**Work instructions**
Of the lines in this material, how many contain "Deák"? Answer with a single number only.

**Material to process**
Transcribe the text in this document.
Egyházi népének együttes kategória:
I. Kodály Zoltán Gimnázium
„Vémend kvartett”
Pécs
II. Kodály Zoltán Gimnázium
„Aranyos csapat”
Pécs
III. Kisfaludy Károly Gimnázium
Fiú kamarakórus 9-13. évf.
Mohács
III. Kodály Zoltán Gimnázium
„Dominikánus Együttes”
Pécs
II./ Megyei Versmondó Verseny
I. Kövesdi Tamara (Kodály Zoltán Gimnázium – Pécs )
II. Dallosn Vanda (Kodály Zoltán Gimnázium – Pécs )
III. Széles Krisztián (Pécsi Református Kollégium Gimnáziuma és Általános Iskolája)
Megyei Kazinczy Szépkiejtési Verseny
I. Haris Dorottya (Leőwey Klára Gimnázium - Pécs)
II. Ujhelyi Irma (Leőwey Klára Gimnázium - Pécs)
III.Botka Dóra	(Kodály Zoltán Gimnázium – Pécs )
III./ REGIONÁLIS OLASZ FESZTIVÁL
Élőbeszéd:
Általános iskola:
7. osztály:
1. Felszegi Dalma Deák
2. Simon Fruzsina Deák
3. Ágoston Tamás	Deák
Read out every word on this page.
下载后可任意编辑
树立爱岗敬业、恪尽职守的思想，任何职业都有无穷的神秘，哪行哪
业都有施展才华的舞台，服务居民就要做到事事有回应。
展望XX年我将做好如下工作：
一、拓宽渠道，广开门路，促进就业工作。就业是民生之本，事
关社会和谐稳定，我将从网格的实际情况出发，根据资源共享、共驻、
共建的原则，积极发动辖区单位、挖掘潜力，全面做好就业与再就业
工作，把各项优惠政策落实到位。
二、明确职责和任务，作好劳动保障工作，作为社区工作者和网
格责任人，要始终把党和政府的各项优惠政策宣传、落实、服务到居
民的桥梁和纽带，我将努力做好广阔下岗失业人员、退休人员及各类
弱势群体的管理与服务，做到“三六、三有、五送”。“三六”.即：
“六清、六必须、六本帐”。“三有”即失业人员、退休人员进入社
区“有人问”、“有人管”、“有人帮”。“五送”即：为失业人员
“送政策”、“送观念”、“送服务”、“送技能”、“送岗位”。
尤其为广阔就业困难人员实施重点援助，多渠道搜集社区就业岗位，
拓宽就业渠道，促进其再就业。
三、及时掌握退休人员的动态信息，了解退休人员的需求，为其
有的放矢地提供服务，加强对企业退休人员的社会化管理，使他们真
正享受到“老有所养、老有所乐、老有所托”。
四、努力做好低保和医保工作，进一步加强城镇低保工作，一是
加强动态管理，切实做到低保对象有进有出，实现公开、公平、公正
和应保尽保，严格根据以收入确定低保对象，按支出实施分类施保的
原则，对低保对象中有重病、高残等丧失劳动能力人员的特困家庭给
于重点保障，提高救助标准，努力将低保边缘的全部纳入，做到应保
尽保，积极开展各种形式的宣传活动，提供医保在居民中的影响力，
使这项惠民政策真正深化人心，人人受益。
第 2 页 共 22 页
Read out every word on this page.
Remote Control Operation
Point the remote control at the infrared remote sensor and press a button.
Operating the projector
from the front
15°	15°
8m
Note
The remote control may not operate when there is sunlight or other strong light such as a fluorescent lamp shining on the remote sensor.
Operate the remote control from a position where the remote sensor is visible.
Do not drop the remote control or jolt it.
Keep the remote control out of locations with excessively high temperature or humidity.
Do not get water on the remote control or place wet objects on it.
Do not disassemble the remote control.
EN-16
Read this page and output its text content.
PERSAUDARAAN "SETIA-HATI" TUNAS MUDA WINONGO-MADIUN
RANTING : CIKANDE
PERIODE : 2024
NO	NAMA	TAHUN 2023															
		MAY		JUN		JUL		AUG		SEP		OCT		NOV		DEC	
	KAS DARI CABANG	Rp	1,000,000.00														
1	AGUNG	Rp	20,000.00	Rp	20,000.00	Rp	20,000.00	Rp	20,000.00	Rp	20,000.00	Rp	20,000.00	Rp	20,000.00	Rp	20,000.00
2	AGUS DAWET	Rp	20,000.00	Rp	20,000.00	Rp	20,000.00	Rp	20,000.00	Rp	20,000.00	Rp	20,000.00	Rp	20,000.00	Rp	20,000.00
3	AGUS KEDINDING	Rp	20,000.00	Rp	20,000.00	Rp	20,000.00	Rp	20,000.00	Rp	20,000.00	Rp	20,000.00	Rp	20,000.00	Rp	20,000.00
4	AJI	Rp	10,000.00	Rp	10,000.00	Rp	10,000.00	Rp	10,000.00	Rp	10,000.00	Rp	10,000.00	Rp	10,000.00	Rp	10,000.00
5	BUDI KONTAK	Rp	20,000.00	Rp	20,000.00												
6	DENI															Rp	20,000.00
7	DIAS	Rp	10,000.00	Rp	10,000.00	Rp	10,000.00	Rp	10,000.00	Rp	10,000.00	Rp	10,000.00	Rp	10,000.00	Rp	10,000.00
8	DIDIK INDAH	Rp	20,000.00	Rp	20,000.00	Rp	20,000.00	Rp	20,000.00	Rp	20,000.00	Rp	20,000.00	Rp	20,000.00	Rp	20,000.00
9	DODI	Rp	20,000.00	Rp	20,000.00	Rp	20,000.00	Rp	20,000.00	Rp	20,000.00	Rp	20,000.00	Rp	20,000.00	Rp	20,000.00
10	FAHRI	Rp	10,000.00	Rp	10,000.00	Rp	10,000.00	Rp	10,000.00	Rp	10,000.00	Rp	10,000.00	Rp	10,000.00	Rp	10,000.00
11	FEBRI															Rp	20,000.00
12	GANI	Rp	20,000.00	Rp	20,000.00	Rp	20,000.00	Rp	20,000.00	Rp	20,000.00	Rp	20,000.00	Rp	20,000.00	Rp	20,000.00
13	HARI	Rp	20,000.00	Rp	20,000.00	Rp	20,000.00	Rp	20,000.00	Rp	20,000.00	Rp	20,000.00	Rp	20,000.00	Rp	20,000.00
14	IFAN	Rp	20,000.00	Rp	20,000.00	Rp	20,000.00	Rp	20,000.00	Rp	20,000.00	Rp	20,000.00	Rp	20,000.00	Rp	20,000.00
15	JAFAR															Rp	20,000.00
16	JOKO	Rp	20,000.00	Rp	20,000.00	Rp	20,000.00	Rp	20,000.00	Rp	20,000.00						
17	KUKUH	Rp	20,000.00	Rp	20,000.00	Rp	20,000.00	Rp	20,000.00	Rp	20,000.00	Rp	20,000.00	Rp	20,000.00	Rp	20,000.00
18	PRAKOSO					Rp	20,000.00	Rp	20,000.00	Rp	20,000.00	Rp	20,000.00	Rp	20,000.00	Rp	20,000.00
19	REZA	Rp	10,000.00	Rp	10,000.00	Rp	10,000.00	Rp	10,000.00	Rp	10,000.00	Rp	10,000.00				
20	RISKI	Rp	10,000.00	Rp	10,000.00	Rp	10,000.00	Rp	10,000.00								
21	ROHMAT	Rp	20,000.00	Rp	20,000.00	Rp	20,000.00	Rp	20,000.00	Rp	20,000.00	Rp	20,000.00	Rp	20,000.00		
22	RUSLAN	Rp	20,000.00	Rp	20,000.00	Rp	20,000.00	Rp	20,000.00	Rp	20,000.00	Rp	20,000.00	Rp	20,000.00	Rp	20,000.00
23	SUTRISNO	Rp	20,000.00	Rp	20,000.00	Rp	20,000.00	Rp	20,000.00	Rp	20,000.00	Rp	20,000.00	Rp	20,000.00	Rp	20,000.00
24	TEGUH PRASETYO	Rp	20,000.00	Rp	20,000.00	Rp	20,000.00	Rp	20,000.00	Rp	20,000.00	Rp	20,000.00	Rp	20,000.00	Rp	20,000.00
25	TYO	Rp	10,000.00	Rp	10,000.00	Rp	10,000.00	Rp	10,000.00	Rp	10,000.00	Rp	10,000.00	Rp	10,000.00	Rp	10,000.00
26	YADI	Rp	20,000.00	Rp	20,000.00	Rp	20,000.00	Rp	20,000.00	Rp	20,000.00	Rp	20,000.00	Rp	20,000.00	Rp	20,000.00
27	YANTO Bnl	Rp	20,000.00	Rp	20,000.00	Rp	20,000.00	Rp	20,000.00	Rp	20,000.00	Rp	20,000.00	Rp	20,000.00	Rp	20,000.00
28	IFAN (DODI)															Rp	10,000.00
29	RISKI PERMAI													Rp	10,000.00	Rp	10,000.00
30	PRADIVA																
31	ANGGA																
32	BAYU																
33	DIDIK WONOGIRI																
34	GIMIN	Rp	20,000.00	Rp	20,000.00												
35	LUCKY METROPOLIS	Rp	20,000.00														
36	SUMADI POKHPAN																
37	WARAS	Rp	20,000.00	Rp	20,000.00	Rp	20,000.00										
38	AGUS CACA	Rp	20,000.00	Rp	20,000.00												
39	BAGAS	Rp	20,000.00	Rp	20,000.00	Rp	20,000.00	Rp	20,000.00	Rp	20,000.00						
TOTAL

**Written solution**
3